§ Exercise requirements:
Exactly as they appear, output all of the entries.

________

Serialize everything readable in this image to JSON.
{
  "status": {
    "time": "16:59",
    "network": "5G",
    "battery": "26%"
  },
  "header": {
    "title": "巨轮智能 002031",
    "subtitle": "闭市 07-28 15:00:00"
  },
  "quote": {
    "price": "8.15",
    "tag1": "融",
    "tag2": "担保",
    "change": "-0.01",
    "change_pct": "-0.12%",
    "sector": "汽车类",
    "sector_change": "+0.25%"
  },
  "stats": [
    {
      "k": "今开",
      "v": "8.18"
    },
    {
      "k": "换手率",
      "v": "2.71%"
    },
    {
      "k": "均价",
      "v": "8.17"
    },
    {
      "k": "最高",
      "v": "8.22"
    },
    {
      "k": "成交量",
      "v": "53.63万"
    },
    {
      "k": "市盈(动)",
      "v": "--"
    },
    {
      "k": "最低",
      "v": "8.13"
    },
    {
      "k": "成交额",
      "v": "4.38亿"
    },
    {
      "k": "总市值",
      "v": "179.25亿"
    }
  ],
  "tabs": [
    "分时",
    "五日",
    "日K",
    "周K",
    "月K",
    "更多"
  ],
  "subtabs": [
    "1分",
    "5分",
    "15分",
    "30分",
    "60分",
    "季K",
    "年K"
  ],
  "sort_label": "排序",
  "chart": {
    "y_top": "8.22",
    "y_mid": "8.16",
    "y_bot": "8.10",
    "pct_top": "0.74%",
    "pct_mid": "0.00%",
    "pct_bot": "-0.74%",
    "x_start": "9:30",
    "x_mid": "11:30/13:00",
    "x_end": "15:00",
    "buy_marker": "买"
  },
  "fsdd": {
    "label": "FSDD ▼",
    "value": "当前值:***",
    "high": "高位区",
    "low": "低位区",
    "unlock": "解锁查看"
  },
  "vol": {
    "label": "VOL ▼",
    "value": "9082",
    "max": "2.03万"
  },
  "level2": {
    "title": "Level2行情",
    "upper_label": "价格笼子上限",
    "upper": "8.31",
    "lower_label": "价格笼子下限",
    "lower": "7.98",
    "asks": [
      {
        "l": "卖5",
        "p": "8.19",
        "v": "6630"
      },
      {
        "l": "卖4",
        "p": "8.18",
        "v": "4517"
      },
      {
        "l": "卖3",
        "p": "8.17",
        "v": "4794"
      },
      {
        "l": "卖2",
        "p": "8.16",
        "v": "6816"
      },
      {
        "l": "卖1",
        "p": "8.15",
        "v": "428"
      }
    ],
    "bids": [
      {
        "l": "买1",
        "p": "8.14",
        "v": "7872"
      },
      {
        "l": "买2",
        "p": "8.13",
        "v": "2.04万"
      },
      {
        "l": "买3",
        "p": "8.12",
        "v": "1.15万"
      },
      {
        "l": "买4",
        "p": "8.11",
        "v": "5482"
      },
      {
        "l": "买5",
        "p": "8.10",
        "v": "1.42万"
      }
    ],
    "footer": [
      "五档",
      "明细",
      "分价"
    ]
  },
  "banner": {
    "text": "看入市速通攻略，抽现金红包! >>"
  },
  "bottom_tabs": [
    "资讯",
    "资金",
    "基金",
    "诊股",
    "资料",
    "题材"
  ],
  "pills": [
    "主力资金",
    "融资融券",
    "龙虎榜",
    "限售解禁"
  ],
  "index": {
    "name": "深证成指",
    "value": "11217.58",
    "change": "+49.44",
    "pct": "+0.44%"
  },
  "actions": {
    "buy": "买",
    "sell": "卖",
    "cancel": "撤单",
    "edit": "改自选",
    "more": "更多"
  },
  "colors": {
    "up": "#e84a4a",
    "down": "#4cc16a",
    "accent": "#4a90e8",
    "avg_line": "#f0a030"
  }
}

________

§ Correct response:
Serialize everything readable in this image to JSON.
{
  "status": {
    "time": "16:59",
    "network": "5G",
    "battery": "26%"
  },
  "header": {
    "title": "巨轮智能 002031",
    "subtitle": "闭市 07-28 15:00:00"
  },
  "quote": {
    "price": "8.15",
    "tag1": "融",
    "tag2": "担保",
    "change": "-0.01",
    "change_pct": "-0.12%",
    "sector": "汽车类",
    "sector_change": "+0.25%"
  },
  "stats": [
    {
      "k": "今开",
      "v": "8.18"
    },
    {
      "k": "换手率",
      "v": "2.71%"
    },
    {
      "k": "均价",
      "v": "8.17"
    },
    {
      "k": "最高",
      "v": "8.22"
    },
    {
      "k": "成交量",
      "v": "53.63万"
    },
    {
      "k": "市盈(动)",
      "v": "--"
    },
    {
      "k": "最低",
      "v": "8.13"
    },
    {
      "k": "成交额",
      "v": "4.38亿"
    },
    {
      "k": "总市值",
      "v": "179.25亿"
    }
  ],
  "tabs": [
    "分时",
    "五日",
    "日K",
    "周K",
    "月K",
    "更多"
  ],
  "subtabs": [
    "1分",
    "5分",
    "15分",
    "30分",
    "60分",
    "季K",
    "年K"
  ],
  "sort_label": "排序",
  "chart": {
    "y_top": "8.22",
    "y_mid": "8.16",
    "y_bot": "8.10",
    "pct_top": "0.74%",
    "pct_mid": "0.00%",
    "pct_bot": "-0.74%",
    "x_start": "9:30",
    "x_mid": "11:30/13:00",
    "x_end": "15:00",
    "buy_marker": "买"
  },
  "fsdd": {
    "label": "FSDD ▼",
    "value": "当前值:***",
    "high": "高位区",
    "low": "低位区",
    "unlock": "解锁查看"
  },
  "vol": {
    "label": "VOL ▼",
    "value": "9082",
    "max": "2.03万"
  },
  "level2": {
    "title": "Level2行情",
    "upper_label": "价格笼子上限",
    "upper": "8.31",
    "lower_label": "价格笼子下限",
    "lower": "7.98",
    "asks": [
      {
        "l": "卖5",
        "p": "8.19",
        "v": "6630"
      },
      {
        "l": "卖4",
        "p": "8.18",
        "v": "4517"
      },
      {
        "l": "卖3",
        "p": "8.17",
        "v": "4794"
      },
      {
        "l": "卖2",
        "p": "8.16",
        "v": "6816"
      },
      {
        "l": "卖1",
        "p": "8.15",
        "v": "428"
      }
    ],
    "bids": [
      {
        "l": "买1",
        "p": "8.14",
        "v": "7872"
      },
      {
        "l": "买2",
        "p": "8.13",
        "v": "2.04万"
      },
      {
        "l": "买3",
        "p": "8.12",
        "v": "1.15万"
      },
      {
        "l": "买4",
        "p": "8.11",
        "v": "5482"
      },
      {
        "l": "买5",
        "p": "8.10",
        "v": "1.42万"
      }
    ],
    "footer": [
      "五档",
      "明细",
      "分价"
    ]
  },
  "banner": {
    "text": "看入市速通攻略，抽现金红包! >>"
  },
  "bottom_tabs": [
    "资讯",
    "资金",
    "基金",
    "诊股",
    "资料",
    "题材"
  ],
  "pills": [
    "主力资金",
    "融资融券",
    "龙虎榜",
    "限售解禁"
  ],
  "index": {
    "name": "深证成指",
    "value": "11217.58",
    "change": "+49.44",
    "pct": "+0.44%"
  },
  "actions": {
    "buy": "买",
    "sell": "卖",
    "cancel": "撤单",
    "edit": "改自选",
    "more": "更多"
  },
  "colors": {
    "up": "#e84a4a",
    "down": "#4cc16a",
    "accent": "#4a90e8",
    "avg_line": "#f0a030"
  }
}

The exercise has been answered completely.